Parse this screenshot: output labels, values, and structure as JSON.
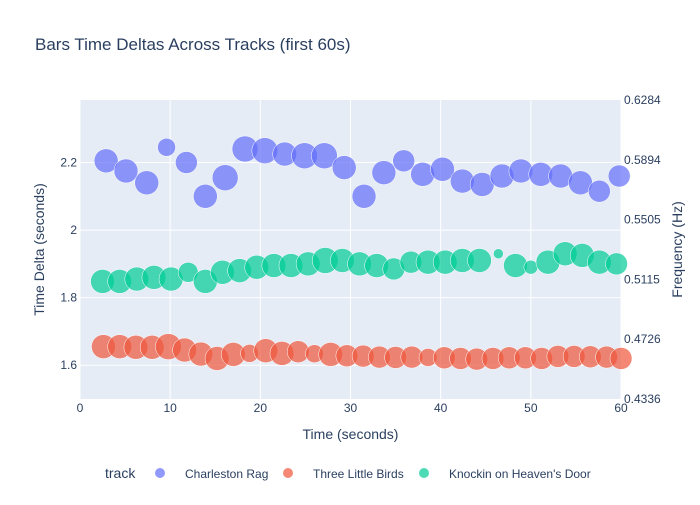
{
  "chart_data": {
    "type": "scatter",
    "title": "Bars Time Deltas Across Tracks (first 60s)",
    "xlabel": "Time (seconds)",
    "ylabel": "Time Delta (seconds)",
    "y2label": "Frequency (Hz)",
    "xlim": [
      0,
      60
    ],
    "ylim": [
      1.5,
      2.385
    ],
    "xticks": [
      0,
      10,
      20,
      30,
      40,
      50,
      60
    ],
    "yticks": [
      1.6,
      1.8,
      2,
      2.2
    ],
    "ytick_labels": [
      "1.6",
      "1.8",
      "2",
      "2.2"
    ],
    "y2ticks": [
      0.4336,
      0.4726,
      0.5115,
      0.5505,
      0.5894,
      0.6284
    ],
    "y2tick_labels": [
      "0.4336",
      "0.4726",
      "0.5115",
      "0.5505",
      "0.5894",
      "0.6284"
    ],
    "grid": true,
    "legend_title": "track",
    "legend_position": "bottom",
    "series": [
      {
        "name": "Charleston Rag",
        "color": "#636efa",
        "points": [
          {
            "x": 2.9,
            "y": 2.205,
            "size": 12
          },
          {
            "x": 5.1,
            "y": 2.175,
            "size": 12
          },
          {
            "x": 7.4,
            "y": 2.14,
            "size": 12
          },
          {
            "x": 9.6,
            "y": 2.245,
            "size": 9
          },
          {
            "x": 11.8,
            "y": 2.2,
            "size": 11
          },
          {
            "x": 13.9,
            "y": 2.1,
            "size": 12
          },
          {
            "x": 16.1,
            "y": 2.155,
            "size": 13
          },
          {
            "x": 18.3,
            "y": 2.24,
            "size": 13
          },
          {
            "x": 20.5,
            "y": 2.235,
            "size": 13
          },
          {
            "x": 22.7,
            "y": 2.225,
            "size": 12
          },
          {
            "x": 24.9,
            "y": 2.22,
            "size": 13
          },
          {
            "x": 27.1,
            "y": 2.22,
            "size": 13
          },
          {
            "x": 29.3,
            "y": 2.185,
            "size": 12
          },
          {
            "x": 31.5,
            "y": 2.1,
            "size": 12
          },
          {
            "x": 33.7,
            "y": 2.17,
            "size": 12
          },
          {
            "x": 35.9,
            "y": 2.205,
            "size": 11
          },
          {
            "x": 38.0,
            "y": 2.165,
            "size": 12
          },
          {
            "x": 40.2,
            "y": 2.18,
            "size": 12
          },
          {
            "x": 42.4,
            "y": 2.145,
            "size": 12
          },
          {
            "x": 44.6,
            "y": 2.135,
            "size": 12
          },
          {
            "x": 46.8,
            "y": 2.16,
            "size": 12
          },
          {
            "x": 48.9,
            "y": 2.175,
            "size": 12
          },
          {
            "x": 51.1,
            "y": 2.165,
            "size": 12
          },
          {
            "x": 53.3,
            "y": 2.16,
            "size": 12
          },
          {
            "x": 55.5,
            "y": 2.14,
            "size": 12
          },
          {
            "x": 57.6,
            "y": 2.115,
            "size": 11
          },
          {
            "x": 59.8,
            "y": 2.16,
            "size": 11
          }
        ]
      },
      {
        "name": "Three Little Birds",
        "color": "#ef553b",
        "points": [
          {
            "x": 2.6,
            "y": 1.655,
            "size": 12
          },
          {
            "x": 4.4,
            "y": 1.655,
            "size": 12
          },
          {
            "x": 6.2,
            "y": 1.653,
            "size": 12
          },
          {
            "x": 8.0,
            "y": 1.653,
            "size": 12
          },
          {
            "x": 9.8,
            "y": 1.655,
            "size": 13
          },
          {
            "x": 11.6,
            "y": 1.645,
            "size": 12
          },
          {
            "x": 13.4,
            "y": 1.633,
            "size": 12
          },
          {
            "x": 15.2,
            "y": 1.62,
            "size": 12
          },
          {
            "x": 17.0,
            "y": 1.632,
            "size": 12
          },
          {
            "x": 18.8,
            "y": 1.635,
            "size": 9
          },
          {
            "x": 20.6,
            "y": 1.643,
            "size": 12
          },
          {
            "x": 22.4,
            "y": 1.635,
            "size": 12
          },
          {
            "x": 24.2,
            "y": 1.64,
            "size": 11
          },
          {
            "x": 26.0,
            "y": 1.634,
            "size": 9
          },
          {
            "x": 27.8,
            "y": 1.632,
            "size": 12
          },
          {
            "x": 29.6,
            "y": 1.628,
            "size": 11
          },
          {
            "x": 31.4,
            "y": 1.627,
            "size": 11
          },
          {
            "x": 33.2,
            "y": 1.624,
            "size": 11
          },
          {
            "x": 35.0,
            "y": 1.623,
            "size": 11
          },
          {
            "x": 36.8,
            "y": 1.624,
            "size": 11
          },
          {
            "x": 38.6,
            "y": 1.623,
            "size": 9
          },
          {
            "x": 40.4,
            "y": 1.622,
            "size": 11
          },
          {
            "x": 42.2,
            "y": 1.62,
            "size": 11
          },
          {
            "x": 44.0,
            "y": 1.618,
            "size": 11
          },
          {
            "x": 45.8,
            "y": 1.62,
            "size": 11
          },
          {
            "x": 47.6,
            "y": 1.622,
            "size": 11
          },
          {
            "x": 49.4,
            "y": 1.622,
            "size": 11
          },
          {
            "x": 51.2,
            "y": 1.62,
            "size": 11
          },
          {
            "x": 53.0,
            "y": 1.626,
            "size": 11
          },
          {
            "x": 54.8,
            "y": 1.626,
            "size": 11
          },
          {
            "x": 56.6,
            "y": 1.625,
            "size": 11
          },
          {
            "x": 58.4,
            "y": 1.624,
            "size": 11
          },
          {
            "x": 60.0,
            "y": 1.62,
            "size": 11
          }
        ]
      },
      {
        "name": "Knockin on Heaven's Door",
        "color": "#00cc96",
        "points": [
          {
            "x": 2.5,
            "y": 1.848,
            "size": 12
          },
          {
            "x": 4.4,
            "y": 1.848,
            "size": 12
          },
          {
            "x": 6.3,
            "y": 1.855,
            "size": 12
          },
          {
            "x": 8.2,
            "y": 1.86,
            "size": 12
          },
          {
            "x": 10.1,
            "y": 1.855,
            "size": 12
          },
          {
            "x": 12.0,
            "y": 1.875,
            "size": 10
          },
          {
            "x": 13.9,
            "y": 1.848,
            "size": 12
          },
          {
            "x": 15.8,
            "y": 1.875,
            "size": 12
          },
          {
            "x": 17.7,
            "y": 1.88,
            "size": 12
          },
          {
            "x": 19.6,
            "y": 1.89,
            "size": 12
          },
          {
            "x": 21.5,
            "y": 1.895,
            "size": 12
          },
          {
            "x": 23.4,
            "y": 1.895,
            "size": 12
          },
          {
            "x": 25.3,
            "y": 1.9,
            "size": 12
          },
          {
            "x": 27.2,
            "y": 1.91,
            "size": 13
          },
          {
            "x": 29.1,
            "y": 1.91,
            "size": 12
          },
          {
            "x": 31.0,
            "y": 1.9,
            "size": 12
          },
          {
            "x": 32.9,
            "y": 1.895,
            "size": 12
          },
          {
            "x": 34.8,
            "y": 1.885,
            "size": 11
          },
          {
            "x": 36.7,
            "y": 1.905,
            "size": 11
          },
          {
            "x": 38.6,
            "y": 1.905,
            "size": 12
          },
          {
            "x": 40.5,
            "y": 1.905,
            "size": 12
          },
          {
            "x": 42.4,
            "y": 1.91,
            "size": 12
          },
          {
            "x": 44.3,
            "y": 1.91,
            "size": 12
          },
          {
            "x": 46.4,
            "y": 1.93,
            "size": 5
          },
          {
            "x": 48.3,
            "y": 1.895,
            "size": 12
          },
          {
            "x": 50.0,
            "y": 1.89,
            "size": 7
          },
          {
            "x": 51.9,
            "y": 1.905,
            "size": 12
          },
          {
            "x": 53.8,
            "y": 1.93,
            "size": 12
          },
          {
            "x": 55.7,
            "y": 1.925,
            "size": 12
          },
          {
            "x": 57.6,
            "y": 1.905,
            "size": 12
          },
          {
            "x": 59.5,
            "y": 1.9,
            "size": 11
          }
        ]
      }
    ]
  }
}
= = = = =
> **Given task**: What is the number of lines in the data above that include the word "name"? Answer with that number only.

> **Reply to the exercise**: 3